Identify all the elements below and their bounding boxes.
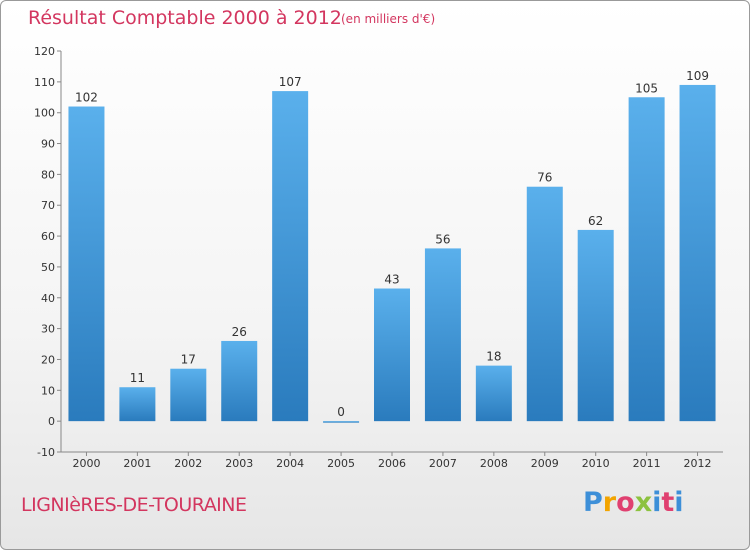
- bar-2004: [272, 91, 309, 422]
- data-label-2011: 105: [635, 81, 658, 95]
- chart-units: (en milliers d'€): [341, 12, 436, 26]
- bars-group: 102 11 17 26 107 0 43 56 18 76 62 105 109: [68, 69, 716, 423]
- x-tick-label-2006: 2006: [378, 457, 406, 470]
- data-label-2006: 43: [384, 273, 399, 287]
- town-name: LIGNIèRES-DE-TOURAINE: [21, 494, 247, 516]
- y-tick-label: 80: [41, 168, 55, 181]
- x-tick-label-2004: 2004: [276, 457, 304, 470]
- x-tick-label-2001: 2001: [123, 457, 151, 470]
- bar-2007: [424, 248, 461, 422]
- data-label-2010: 62: [588, 214, 603, 228]
- y-tick-label: -10: [37, 446, 55, 459]
- x-tick-label-2000: 2000: [72, 457, 100, 470]
- x-tick-label-2010: 2010: [582, 457, 610, 470]
- bar-2011: [628, 97, 665, 422]
- y-tick-label: 120: [34, 45, 55, 58]
- y-tick-label: 20: [41, 353, 55, 366]
- y-tick-label: 30: [41, 323, 55, 336]
- bar-2008: [475, 365, 512, 422]
- y-tick-label: 40: [41, 292, 55, 305]
- data-label-2003: 26: [232, 325, 247, 339]
- y-tick-label: 10: [41, 384, 55, 397]
- y-tick-label: 60: [41, 230, 55, 243]
- y-tick-label: 70: [41, 199, 55, 212]
- data-label-2005: 0: [337, 405, 345, 419]
- bar-2005: [323, 421, 360, 423]
- x-tick-label-2009: 2009: [531, 457, 559, 470]
- data-label-2001: 11: [130, 371, 145, 385]
- x-tick-label-2012: 2012: [684, 457, 712, 470]
- data-label-2007: 56: [435, 232, 450, 246]
- x-tick-label-2007: 2007: [429, 457, 457, 470]
- bar-2001: [119, 387, 156, 422]
- x-tick-label-2005: 2005: [327, 457, 355, 470]
- bar-2002: [170, 368, 207, 422]
- data-label-2004: 107: [279, 75, 302, 89]
- y-tick-label: 110: [34, 76, 55, 89]
- data-label-2000: 102: [75, 91, 98, 105]
- proxiti-logo[interactable]: Proxiti: [583, 487, 684, 518]
- x-tick-label-2008: 2008: [480, 457, 508, 470]
- data-label-2012: 109: [686, 69, 709, 83]
- x-tick-label-2003: 2003: [225, 457, 253, 470]
- x-tick-label-2002: 2002: [174, 457, 202, 470]
- bar-2000: [68, 106, 105, 422]
- data-label-2008: 18: [486, 350, 501, 364]
- y-tick-label: 100: [34, 107, 55, 120]
- bar-2009: [526, 186, 563, 422]
- data-label-2009: 76: [537, 171, 552, 185]
- bar-2003: [221, 340, 258, 422]
- bar-2006: [374, 288, 410, 422]
- chart-title: Résultat Comptable 2000 à 2012: [28, 7, 342, 29]
- x-tick-label-2011: 2011: [633, 457, 661, 470]
- bar-2012: [679, 84, 716, 422]
- y-tick-label: 0: [48, 415, 55, 428]
- y-axis-ticks: -10 0 10 20 30 40 50 60 70 80 90 100 110 120: [34, 45, 61, 459]
- x-axis-ticks: 2000 2001 2002 2003 2004 2005 2006 2007 2008 2009…: [72, 452, 712, 470]
- bar-2010: [577, 229, 614, 422]
- data-label-2002: 17: [181, 353, 196, 367]
- y-tick-label: 90: [41, 138, 55, 151]
- y-tick-label: 50: [41, 261, 55, 274]
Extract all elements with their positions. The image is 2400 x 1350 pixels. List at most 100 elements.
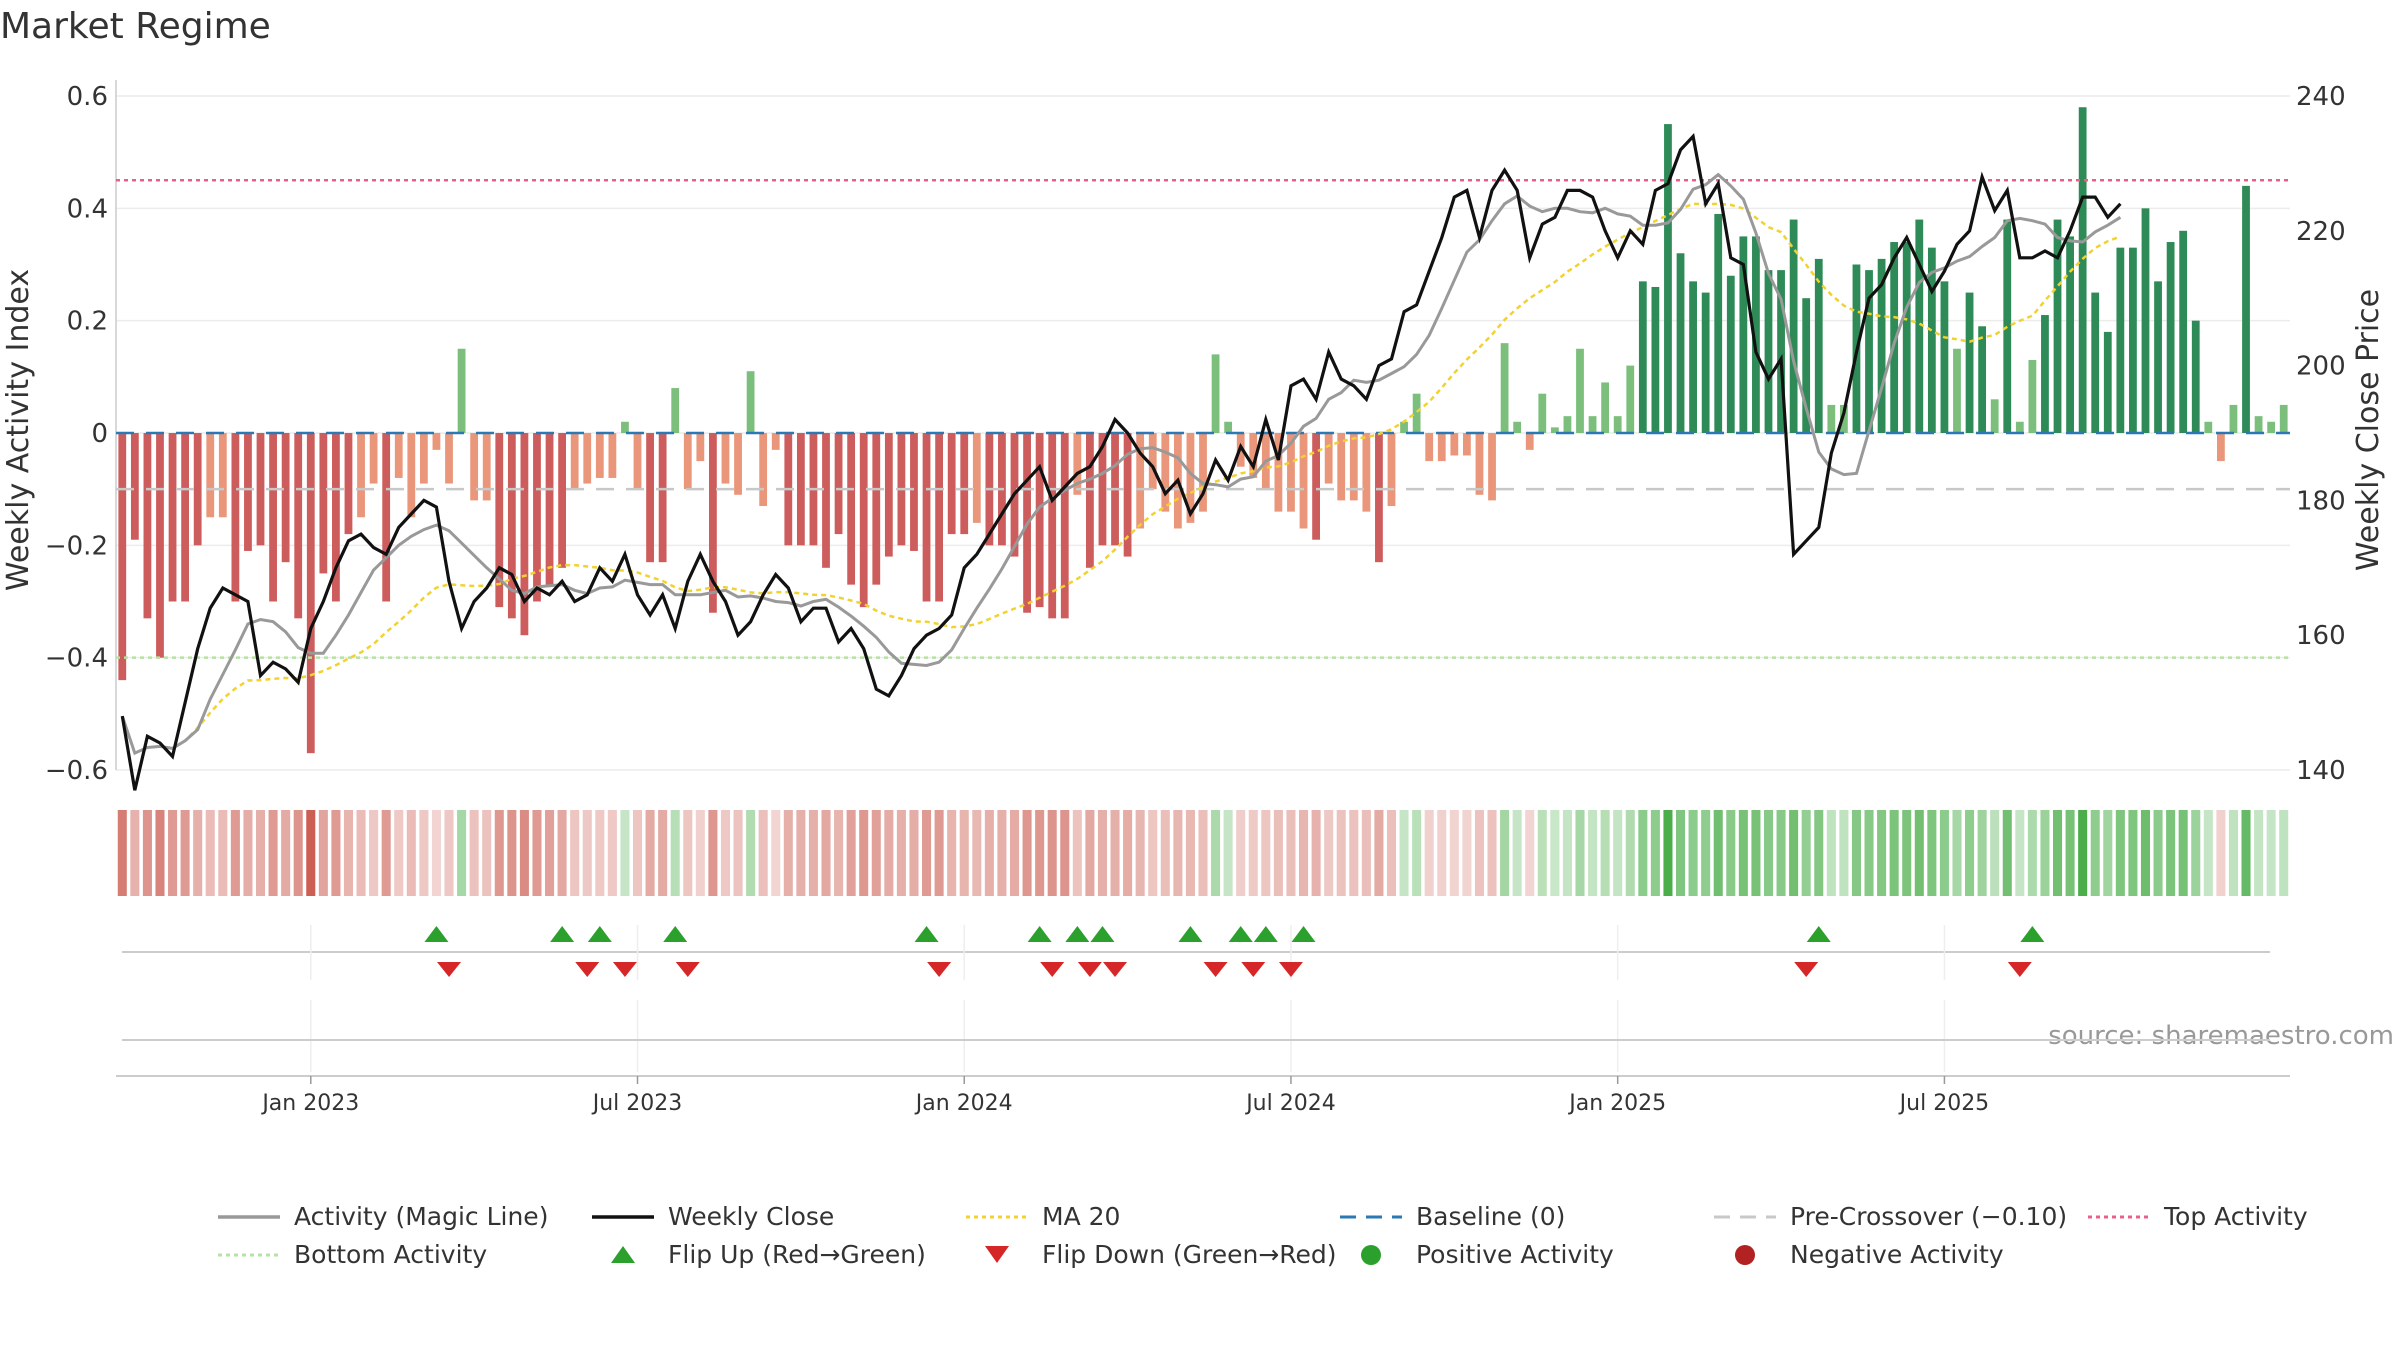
- activity-bar: [2179, 230, 2188, 433]
- activity-bar: [231, 433, 240, 602]
- activity-bar: [1689, 281, 1697, 433]
- activity-magic-line: [120, 172, 2122, 756]
- regime-strip-cell: [1663, 810, 1673, 896]
- activity-bar: [2116, 247, 2125, 433]
- activity-bar: [1626, 365, 1635, 433]
- activity-bar: [1525, 433, 1534, 450]
- regime-strip-cell: [532, 810, 542, 896]
- activity-bar: [683, 433, 692, 490]
- regime-strip-cell: [1726, 810, 1736, 896]
- flip-down-marker: [2007, 962, 2032, 977]
- legend-item: Negative Activity: [1735, 1240, 2004, 1269]
- regime-strip-cell: [1512, 810, 1522, 896]
- regime-strip-cell: [1965, 810, 1975, 896]
- regime-strip-cell: [419, 810, 429, 896]
- activity-bar: [1827, 404, 1836, 433]
- regime-strip-cell: [1839, 810, 1849, 896]
- flip-up-icon: [611, 1246, 635, 1263]
- activity-bar: [1638, 281, 1647, 433]
- activity-bar: [696, 433, 705, 462]
- regime-strip-cell: [997, 810, 1007, 896]
- activity-bar: [972, 433, 981, 523]
- y2-tick-label: 200: [2296, 352, 2346, 382]
- activity-bar: [2066, 236, 2074, 433]
- regime-strip-cell: [771, 810, 781, 896]
- regime-strip-cell: [507, 810, 517, 896]
- activity-bar: [771, 433, 780, 450]
- flip-down-marker: [1103, 962, 1128, 977]
- activity-bar: [445, 433, 453, 484]
- activity-bar: [847, 433, 856, 585]
- legend-label: Baseline (0): [1416, 1202, 1565, 1231]
- activity-bar: [294, 433, 303, 619]
- activity-bar: [1965, 292, 1974, 433]
- regime-strip-cell: [2140, 810, 2151, 896]
- regime-strip-cell: [1047, 810, 1057, 896]
- regime-strip-cell: [733, 810, 743, 896]
- activity-bar: [796, 433, 805, 546]
- regime-strip-cell: [1211, 810, 1221, 896]
- legend-label: MA 20: [1042, 1202, 1120, 1231]
- activity-bar: [332, 433, 340, 602]
- regime-strip-cell: [1864, 810, 1874, 896]
- regime-strip-cell: [1776, 810, 1786, 896]
- regime-strip-cell: [218, 810, 228, 896]
- activity-bar: [1990, 399, 1999, 433]
- regime-strip-cell: [318, 810, 328, 896]
- regime-strip-cell: [2191, 810, 2201, 896]
- activity-bar: [621, 421, 629, 433]
- legend-item: Flip Up (Red→Green): [611, 1240, 926, 1269]
- flip-down-marker: [1278, 962, 1303, 977]
- regime-strip-cell: [469, 810, 479, 896]
- regime-strip-cell: [1437, 810, 1447, 896]
- regime-strip-cell: [255, 810, 266, 896]
- activity-bar: [2229, 404, 2238, 433]
- legend-item: Pre-Crossover (−0.10): [1714, 1202, 2067, 1231]
- activity-bar: [2053, 219, 2062, 433]
- regime-strip-cell: [1939, 810, 1949, 896]
- regime-strip-cell: [1185, 810, 1195, 896]
- activity-bar: [872, 433, 881, 585]
- legend-label: Top Activity: [2163, 1202, 2308, 1231]
- activity-bar: [1714, 213, 1723, 433]
- activity-bar: [193, 433, 202, 546]
- regime-strip-cell: [1009, 810, 1020, 896]
- activity-bar: [1940, 281, 1949, 433]
- regime-strip-cell: [1701, 810, 1711, 896]
- activity-bar: [822, 433, 830, 568]
- activity-bar: [2129, 247, 2137, 433]
- activity-bar: [721, 433, 730, 484]
- activity-bar: [1287, 433, 1295, 512]
- activity-bar: [1488, 433, 1496, 501]
- activity-bar: [1890, 242, 1899, 433]
- activity-bar: [1199, 433, 1207, 512]
- y2-axis-label: Weekly Close Price: [2351, 289, 2386, 571]
- regime-strip-cell: [645, 810, 655, 896]
- regime-strip-cell: [607, 810, 617, 896]
- dot-icon: [1735, 1245, 1755, 1265]
- regime-strip-cell: [343, 810, 354, 896]
- activity-bar: [1450, 433, 1459, 456]
- regime-strip-cell: [582, 810, 592, 896]
- legend-item: Weekly Close: [592, 1202, 834, 1231]
- regime-strip-cell: [2266, 810, 2276, 896]
- activity-bar: [1563, 416, 1572, 433]
- regime-strip-cell: [1763, 810, 1774, 896]
- flip-down-marker: [1794, 962, 1819, 977]
- regime-strip-cell: [1927, 810, 1937, 896]
- regime-strip-cell: [846, 810, 856, 896]
- activity-bar: [1098, 433, 1107, 546]
- flip-down-marker: [575, 962, 600, 977]
- regime-strip-cell: [2078, 810, 2088, 896]
- activity-bar: [1425, 433, 1434, 462]
- regime-strip-cell: [2128, 810, 2138, 896]
- regime-strip-cell: [168, 810, 178, 896]
- activity-bar: [2078, 107, 2087, 433]
- y-tick-label: 0.6: [67, 82, 108, 112]
- flip-up-marker: [914, 926, 939, 942]
- regime-strip-cell: [1072, 810, 1082, 896]
- regime-strip-cell: [180, 810, 190, 896]
- y2-tick-label: 160: [2296, 621, 2346, 651]
- flip-up-marker: [1228, 926, 1253, 942]
- activity-bar: [709, 433, 717, 613]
◆ ◆ ◆ ◆
**Objective**
Could you copy out, unchanged, the lines from the one containing "- bar-2004: [272, 91, 309, 422]" up to and including the one containing "- town-name: LIGNIèRES-DE-TOURAINE: [21, 494, 247, 516]"?

**Output**
- bar-2004: [272, 91, 309, 422]
- data-label-2011: 105: [635, 81, 658, 95]
- chart-units: (en milliers d'€): [341, 12, 436, 26]
- bars-group: 102 11 17 26 107 0 43 56 18 76 62 105 109: [68, 69, 716, 423]
- x-tick-label-2006: 2006: [378, 457, 406, 470]
- data-label-2006: 43: [384, 273, 399, 287]
- town-name: LIGNIèRES-DE-TOURAINE: [21, 494, 247, 516]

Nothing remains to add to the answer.